* [YOUR OBJECTIVE] Return the whole listing exactly as it stands.

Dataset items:
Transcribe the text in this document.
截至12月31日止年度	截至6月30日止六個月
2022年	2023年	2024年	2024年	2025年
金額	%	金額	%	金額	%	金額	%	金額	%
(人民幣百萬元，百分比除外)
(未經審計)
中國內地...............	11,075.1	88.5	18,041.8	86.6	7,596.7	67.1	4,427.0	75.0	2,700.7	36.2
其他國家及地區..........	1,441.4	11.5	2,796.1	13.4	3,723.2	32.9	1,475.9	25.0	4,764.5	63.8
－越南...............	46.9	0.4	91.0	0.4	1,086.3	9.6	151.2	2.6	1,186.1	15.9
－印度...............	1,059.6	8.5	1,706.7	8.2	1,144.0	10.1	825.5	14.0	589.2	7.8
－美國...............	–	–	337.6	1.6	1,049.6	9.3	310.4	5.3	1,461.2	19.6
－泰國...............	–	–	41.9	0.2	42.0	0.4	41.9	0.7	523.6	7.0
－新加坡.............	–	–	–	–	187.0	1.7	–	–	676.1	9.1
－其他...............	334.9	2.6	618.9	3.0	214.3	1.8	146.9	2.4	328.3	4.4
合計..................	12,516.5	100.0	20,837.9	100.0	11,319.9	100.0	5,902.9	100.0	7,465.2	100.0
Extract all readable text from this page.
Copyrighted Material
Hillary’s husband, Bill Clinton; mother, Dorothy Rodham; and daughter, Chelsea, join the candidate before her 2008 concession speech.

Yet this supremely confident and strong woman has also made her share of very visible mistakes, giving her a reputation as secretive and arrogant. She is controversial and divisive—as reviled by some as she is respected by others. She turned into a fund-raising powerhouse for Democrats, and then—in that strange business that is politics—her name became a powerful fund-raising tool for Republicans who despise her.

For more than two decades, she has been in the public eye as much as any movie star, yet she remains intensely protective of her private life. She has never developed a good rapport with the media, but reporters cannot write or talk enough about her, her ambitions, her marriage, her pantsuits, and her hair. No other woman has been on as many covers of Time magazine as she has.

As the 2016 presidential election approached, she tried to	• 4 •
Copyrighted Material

* [THE ANSWER]
Transcribe the text in this document.
截至12月31日止年度	截至6月30日止六個月
2022年	2023年	2024年	2024年	2025年
金額	%	金額	%	金額	%	金額	%	金額	%
(人民幣百萬元，百分比除外)
(未經審計)
中國內地...............	11,075.1	88.5	18,041.8	86.6	7,596.7	67.1	4,427.0	75.0	2,700.7	36.2
其他國家及地區..........	1,441.4	11.5	2,796.1	13.4	3,723.2	32.9	1,475.9	25.0	4,764.5	63.8
－越南...............	46.9	0.4	91.0	0.4	1,086.3	9.6	151.2	2.6	1,186.1	15.9
－印度...............	1,059.6	8.5	1,706.7	8.2	1,144.0	10.1	825.5	14.0	589.2	7.8
－美國...............	–	–	337.6	1.6	1,049.6	9.3	310.4	5.3	1,461.2	19.6
－泰國...............	–	–	41.9	0.2	42.0	0.4	41.9	0.7	523.6	7.0
－新加坡.............	–	–	–	–	187.0	1.7	–	–	676.1	9.1
－其他...............	334.9	2.6	618.9	3.0	214.3	1.8	146.9	2.4	328.3	4.4
合計..................	12,516.5	100.0	20,837.9	100.0	11,319.9	100.0	5,902.9	100.0	7,465.2	100.0
Extract all readable text from this page.
Copyrighted Material
Hillary’s husband, Bill Clinton; mother, Dorothy Rodham; and daughter, Chelsea, join the candidate before her 2008 concession speech.

Yet this supremely confident and strong woman has also made her share of very visible mistakes, giving her a reputation as secretive and arrogant. She is controversial and divisive—as reviled by some as she is respected by others. She turned into a fund-raising powerhouse for Democrats, and then—in that strange business that is politics—her name became a powerful fund-raising tool for Republicans who despise her.

For more than two decades, she has been in the public eye as much as any movie star, yet she remains intensely protective of her private life. She has never developed a good rapport with the media, but reporters cannot write or talk enough about her, her ambitions, her marriage, her pantsuits, and her hair. No other woman has been on as many covers of Time magazine as she has.

As the 2016 presidential election approached, she tried to	• 4 •
Copyrighted Material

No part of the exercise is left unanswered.